Abstract:
A radio frequency aperture comprising a plurality of insulating layers disposed in a stack, each layer including an array of conductive regions, the conductive regions being spaced from adjacent conductive regions. Also disclosed is method of bending or steering radio frequency waves impinging an antenna. The method includes disposing a plurality of insulating layers arranged in a stack between a source of the radio frequency waves and the antenna, wherein each insulating layer includes an array of conductive regions, the conductive regions being spaced from adjacent conductive regions and forming capacitive elements. The capacitance of the capacitive elements in the plurality of insulating layers is adjusted as a function of their location in the plurality of insulating layers.

Description:
FIELD OF THE INVENTION 
     The present invention relates to a radio frequency aperture which may be placed in a RF beam for the purpose of steering the RF beam, focusing the rf beam and/or changing its polarization. 
     BACKGROUND OF THE INVENTION 
     The present invention relates to an antenna aperture and to the material to be used in an antenna aperture. This disclosed material is capable of performing various functions on a Radio Frequency (RF) beam passing through it by behaving as a tunable dielectric. The material includes a plurality of layers, each layer containing an array of small electrically conductive, preferably metallic, plates disposed therein. The plates in each layer preferably overlap with those of the neighboring layers, thereby forming capacitors. The lateral dimensions of the individual plates preferably measure much less than one wavelength of the frequency or frequencies of interest for the RF beam so that the material can be considered as an effective dielectric medium, with the conductive plates behaving as lumped capacitive circuit elements as opposed to behaving as radiating elements of an antenna. 
     Since each layer includes an array of plates and since the material includes a plurality of layers, a three-dimensional array of capacitors is provided which enhances the effective dielectric constant of the material. The dielectric effect is nonisotropic and depends on the density and arrangement of capacitors, so the dielectric tensor can be and preferably is, a function of location in the material. By moving, preferably by translational movements, each layer relative to its neighboring layers, the value of each capacitor, and thus the effective dielectric tensor, can be changed. In this manner, an arbitrary dielectric function can be obtained, and this dielectric function can be reprogrammed with only a small amount of movement of individual layers in a three dimensional array formed by a stack of layers. 
     This material can be effectively used as an antenna aperture where it can behave as a quasi-optical element. Having a programmable dielectric tensor allows it to perform a variety of operations in an antenna aperture. For example, it can be configured as a radio frequency tens or prism, to focus or steer a radio frequency beam, or as a quarter-wave plate, to convert a radio frequency beam between circular and linear polarization. Applications for such a material include tracking of one or more satellites and sending or receiving two polarizations of radio signals simultaneously from a single antenna installation.

----

GIVEN TASK A »
Using the radio frequency aperture description, decide whether each statement agrees with it: (i) the plates in each layer preferably overlap with those of the neighboring layers; (ii) the lateral dimensions of the plates are preferably larger than one wavelength of the frequency of interest; (iii) the dielectric effect of the material is isotropic. Answer yes or no for each, quoting the words of the text that settle it.
GIVEN TASK B »
Write the next part of the radio frequency aperture description, continuing after its last sentence.

RAW DATA »
----

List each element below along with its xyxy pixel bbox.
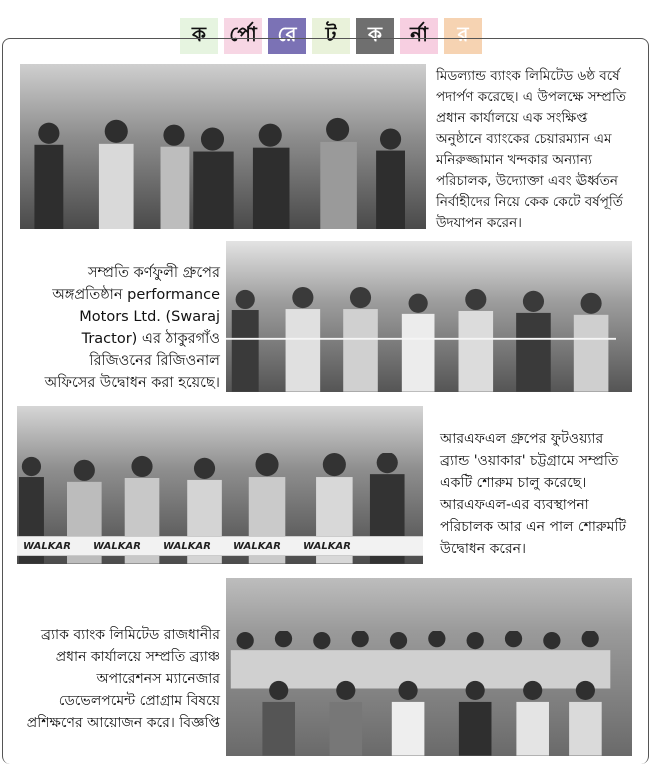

----

RESULT A »
(i) Yes: "The plates in each layer preferably overlap with those of the neighboring layers, thereby forming capacitors."
(ii) No: "The lateral dimensions of the individual plates preferably measure much less than one wavelength of the frequency or frequencies of interest for the RF beam"
(iii) No: "The dielectric effect is nonisotropic and depends on the density and arrangement of capacitors"

RESULT B »
     The present invention also provides a method of steering an RF beam over a wide angle with only a small mechanical movement being required, if any is needed at all. Prior art approaches for RF beam steering generally involve using phase shifters or mechanical gimbals. With this invention, beam steering is accomplished by variable capacitors, thus eliminating expensive phase shifters and unreliable, bulky mechanical gimbals. The variable capacitors can be tuned with a relatively small differential mechanical motion, or alternatively, they can be tuned by electronic actuation. Furthermore, using this approach if the layers in the material are differentially moved in two orthogonal directions, then only two orthogonal controls are required to scan in two dimensions, eliminating the complexity of controlling many radiating elements independently. This invention does not depend on a particular feed method, and can be placed over an existing prior art antenna aperture of a dish antenna in order to add the functionality of beam steering to such a device. Furthermore, it can be used with receiving and/or transmitting antennas. 
     This invention also provides a method for converting between linear and circular polarization, which is important for satellite communications. It also allows two signals with opposite circular polarization to be steered independently, thus allowing the possibility of tracking two satellites simultaneously. In the prior art, this would be accomplished using two separate antennas. 
     The present invention allows a RF beam in the microwave frequencies, for example, to be manipulated in much the same way that visible light is manipulated by optical lens&#39; and/or by quarter wave plates. 
     BRIEF DESCRIPTION OF THE INVENTION 
     Generally speaking the present invention provides a radio frequency aperture comprising a plurality of insulating layers disposed in a stack, each layer including an array of conductive regions, the conductive regions being spaced from adjacent conductive regions. 
     In another aspect the present invention provides method of bending or steering radio frequency waves impinging an on antenna. The method includes disposing a plurality of insulating layers arranged in a stack between a source of the radio frequency waves and the antenna, wherein each insulating layer includes an array of conductive regions, the conductive regions being spaced from adjacent conductive regions and forming capacitive elements; Also the capacitance of the capacitive elements in the plurality of insulating layers is adjusted as a function of their location in the plurality of insulating layers.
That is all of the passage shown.